§ What needs to be done
Copy every one of the records below word for word, keeping each line and character unchanged.

§ Items in a dataset
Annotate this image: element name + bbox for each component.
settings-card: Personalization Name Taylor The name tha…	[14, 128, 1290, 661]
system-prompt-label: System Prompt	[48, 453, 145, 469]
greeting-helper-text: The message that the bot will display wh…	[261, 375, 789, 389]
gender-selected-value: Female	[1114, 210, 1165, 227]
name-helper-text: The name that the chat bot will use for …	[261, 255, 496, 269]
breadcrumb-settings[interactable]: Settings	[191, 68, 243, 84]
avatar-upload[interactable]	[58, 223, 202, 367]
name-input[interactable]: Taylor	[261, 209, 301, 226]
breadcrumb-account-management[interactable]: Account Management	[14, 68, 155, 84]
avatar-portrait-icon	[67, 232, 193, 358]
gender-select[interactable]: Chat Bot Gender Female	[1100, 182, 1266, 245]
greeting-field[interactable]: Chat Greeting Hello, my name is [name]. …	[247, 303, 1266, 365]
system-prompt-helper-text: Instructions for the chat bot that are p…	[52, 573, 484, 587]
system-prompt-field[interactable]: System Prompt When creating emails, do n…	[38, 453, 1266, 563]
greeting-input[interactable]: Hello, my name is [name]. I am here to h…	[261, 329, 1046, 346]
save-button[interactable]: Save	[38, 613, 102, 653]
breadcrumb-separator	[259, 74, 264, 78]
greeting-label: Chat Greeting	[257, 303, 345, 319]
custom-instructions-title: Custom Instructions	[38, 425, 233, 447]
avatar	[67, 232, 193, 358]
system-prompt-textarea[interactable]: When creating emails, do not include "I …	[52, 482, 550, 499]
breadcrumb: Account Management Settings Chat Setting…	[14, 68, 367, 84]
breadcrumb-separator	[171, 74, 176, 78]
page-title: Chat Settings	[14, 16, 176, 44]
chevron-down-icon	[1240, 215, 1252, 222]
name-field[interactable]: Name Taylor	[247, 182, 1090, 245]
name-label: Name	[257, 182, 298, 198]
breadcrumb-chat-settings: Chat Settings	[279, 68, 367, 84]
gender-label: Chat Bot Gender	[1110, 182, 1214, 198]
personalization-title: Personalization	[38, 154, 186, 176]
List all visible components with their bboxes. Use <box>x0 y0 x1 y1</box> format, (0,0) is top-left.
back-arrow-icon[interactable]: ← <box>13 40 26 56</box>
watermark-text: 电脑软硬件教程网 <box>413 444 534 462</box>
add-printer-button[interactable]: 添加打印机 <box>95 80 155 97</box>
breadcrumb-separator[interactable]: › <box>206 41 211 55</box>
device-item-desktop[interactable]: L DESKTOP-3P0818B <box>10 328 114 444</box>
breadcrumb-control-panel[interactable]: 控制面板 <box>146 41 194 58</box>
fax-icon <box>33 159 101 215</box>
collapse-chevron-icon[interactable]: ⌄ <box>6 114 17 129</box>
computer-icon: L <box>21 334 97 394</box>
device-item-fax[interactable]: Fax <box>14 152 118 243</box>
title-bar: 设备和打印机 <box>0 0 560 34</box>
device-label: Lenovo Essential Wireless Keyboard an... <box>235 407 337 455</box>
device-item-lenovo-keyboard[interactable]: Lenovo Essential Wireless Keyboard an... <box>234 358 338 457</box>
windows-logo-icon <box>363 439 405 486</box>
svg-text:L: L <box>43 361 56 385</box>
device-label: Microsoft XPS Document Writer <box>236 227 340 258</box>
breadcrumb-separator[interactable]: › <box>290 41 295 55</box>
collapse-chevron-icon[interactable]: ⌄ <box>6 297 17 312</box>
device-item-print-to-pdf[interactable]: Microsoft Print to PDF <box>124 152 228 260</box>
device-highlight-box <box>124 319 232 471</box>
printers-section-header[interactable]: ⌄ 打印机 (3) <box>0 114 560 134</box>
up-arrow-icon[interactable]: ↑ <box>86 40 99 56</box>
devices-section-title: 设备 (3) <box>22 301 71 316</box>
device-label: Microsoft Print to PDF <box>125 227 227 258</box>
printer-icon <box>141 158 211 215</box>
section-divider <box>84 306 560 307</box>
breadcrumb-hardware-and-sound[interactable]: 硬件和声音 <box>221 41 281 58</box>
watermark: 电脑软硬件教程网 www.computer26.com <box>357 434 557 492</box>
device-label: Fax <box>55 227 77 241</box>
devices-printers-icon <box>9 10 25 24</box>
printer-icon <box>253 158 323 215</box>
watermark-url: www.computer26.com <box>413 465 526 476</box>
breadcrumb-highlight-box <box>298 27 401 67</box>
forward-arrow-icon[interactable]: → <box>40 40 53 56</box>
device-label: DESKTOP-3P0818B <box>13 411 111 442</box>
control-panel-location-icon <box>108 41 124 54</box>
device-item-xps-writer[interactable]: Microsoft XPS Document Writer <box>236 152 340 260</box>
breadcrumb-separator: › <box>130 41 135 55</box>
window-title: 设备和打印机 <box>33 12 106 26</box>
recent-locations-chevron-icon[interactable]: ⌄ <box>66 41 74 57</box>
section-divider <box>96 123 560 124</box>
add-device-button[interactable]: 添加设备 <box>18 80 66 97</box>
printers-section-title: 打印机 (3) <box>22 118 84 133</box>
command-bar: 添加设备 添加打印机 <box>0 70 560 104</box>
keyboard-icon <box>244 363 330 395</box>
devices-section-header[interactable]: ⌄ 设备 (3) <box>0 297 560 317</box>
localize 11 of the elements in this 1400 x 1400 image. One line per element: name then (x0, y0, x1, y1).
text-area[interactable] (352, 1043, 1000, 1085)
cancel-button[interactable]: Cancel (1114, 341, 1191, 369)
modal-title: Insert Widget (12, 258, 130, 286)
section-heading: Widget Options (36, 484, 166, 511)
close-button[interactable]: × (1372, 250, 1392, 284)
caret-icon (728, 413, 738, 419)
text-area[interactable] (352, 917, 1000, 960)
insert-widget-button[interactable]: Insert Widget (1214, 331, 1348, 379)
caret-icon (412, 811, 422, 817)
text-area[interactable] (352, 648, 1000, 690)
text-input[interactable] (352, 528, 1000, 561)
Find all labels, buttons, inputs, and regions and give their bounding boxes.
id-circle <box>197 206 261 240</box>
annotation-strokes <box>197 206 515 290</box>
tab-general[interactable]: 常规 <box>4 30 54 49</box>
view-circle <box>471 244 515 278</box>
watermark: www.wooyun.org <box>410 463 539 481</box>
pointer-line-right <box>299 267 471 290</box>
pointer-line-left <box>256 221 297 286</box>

§ Result of the exercise
Annotate this image: element name + bbox for each component.
settings-card: Personalization Name Taylor The name tha…	[14, 128, 1290, 661]
system-prompt-label: System Prompt	[48, 453, 145, 469]
greeting-helper-text: The message that the bot will display wh…	[261, 375, 789, 389]
gender-selected-value: Female	[1114, 210, 1165, 227]
name-helper-text: The name that the chat bot will use for …	[261, 255, 496, 269]
breadcrumb-settings[interactable]: Settings	[191, 68, 243, 84]
avatar-upload[interactable]	[58, 223, 202, 367]
name-input[interactable]: Taylor	[261, 209, 301, 226]
breadcrumb-account-management[interactable]: Account Management	[14, 68, 155, 84]
avatar-portrait-icon	[67, 232, 193, 358]
gender-select[interactable]: Chat Bot Gender Female	[1100, 182, 1266, 245]
greeting-field[interactable]: Chat Greeting Hello, my name is [name]. …	[247, 303, 1266, 365]
system-prompt-helper-text: Instructions for the chat bot that are p…	[52, 573, 484, 587]
system-prompt-field[interactable]: System Prompt When creating emails, do n…	[38, 453, 1266, 563]
greeting-input[interactable]: Hello, my name is [name]. I am here to h…	[261, 329, 1046, 346]
save-button[interactable]: Save	[38, 613, 102, 653]
breadcrumb-separator	[259, 74, 264, 78]
greeting-label: Chat Greeting	[257, 303, 345, 319]
custom-instructions-title: Custom Instructions	[38, 425, 233, 447]
avatar	[67, 232, 193, 358]
system-prompt-textarea[interactable]: When creating emails, do not include "I …	[52, 482, 550, 499]
breadcrumb: Account Management Settings Chat Setting…	[14, 68, 367, 84]
breadcrumb-separator	[171, 74, 176, 78]
page-title: Chat Settings	[14, 16, 176, 44]
chevron-down-icon	[1240, 215, 1252, 222]
name-field[interactable]: Name Taylor	[247, 182, 1090, 245]
name-label: Name	[257, 182, 298, 198]
breadcrumb-chat-settings: Chat Settings	[279, 68, 367, 84]
gender-label: Chat Bot Gender	[1110, 182, 1214, 198]
personalization-title: Personalization	[38, 154, 186, 176]
List all visible components with their bboxes. Use <box>x0 y0 x1 y1</box> format, (0,0) is top-left.
back-arrow-icon[interactable]: ← <box>13 40 26 56</box>
watermark-text: 电脑软硬件教程网 <box>413 444 534 462</box>
add-printer-button[interactable]: 添加打印机 <box>95 80 155 97</box>
breadcrumb-separator[interactable]: › <box>206 41 211 55</box>
device-item-desktop[interactable]: L DESKTOP-3P0818B <box>10 328 114 444</box>
breadcrumb-control-panel[interactable]: 控制面板 <box>146 41 194 58</box>
fax-icon <box>33 159 101 215</box>
collapse-chevron-icon[interactable]: ⌄ <box>6 114 17 129</box>
computer-icon: L <box>21 334 97 394</box>
device-item-fax[interactable]: Fax <box>14 152 118 243</box>
title-bar: 设备和打印机 <box>0 0 560 34</box>
device-label: Lenovo Essential Wireless Keyboard an... <box>235 407 337 455</box>
device-item-lenovo-keyboard[interactable]: Lenovo Essential Wireless Keyboard an... <box>234 358 338 457</box>
windows-logo-icon <box>363 439 405 486</box>
svg-text:L: L <box>43 361 56 385</box>
device-label: Microsoft XPS Document Writer <box>236 227 340 258</box>
breadcrumb-separator[interactable]: › <box>290 41 295 55</box>
collapse-chevron-icon[interactable]: ⌄ <box>6 297 17 312</box>
device-item-print-to-pdf[interactable]: Microsoft Print to PDF <box>124 152 228 260</box>
device-highlight-box <box>124 319 232 471</box>
printers-section-header[interactable]: ⌄ 打印机 (3) <box>0 114 560 134</box>
up-arrow-icon[interactable]: ↑ <box>86 40 99 56</box>
devices-section-title: 设备 (3) <box>22 301 71 316</box>
device-label: Microsoft Print to PDF <box>125 227 227 258</box>
printer-icon <box>141 158 211 215</box>
section-divider <box>84 306 560 307</box>
breadcrumb-hardware-and-sound[interactable]: 硬件和声音 <box>221 41 281 58</box>
watermark: 电脑软硬件教程网 www.computer26.com <box>357 434 557 492</box>
device-label: Fax <box>55 227 77 241</box>
devices-printers-icon <box>9 10 25 24</box>
printer-icon <box>253 158 323 215</box>
watermark-url: www.computer26.com <box>413 465 526 476</box>
breadcrumb-highlight-box <box>298 27 401 67</box>
forward-arrow-icon[interactable]: → <box>40 40 53 56</box>
device-label: DESKTOP-3P0818B <box>13 411 111 442</box>
control-panel-location-icon <box>108 41 124 54</box>
device-item-xps-writer[interactable]: Microsoft XPS Document Writer <box>236 152 340 260</box>
breadcrumb-separator: › <box>130 41 135 55</box>
window-title: 设备和打印机 <box>33 12 106 26</box>
recent-locations-chevron-icon[interactable]: ⌄ <box>66 41 74 57</box>
section-divider <box>96 123 560 124</box>
add-device-button[interactable]: 添加设备 <box>18 80 66 97</box>
printers-section-title: 打印机 (3) <box>22 118 84 133</box>
command-bar: 添加设备 添加打印机 <box>0 70 560 104</box>
keyboard-icon <box>244 363 330 395</box>
devices-section-header[interactable]: ⌄ 设备 (3) <box>0 297 560 317</box>
localize 11 of the elements in this 1400 x 1400 image. One line per element: name then (x0, y0, x1, y1).
text-area[interactable] (352, 1043, 1000, 1085)
cancel-button[interactable]: Cancel (1114, 341, 1191, 369)
modal-title: Insert Widget (12, 258, 130, 286)
section-heading: Widget Options (36, 484, 166, 511)
close-button[interactable]: × (1372, 250, 1392, 284)
caret-icon (728, 413, 738, 419)
text-area[interactable] (352, 917, 1000, 960)
insert-widget-button[interactable]: Insert Widget (1214, 331, 1348, 379)
caret-icon (412, 811, 422, 817)
text-area[interactable] (352, 648, 1000, 690)
text-input[interactable] (352, 528, 1000, 561)
Find all labels, buttons, inputs, and regions and give their bounding boxes.
id-circle <box>197 206 261 240</box>
annotation-strokes <box>197 206 515 290</box>
tab-general[interactable]: 常规 <box>4 30 54 49</box>
view-circle <box>471 244 515 278</box>
watermark: www.wooyun.org <box>410 463 539 481</box>
pointer-line-right <box>299 267 471 290</box>
pointer-line-left <box>256 221 297 286</box>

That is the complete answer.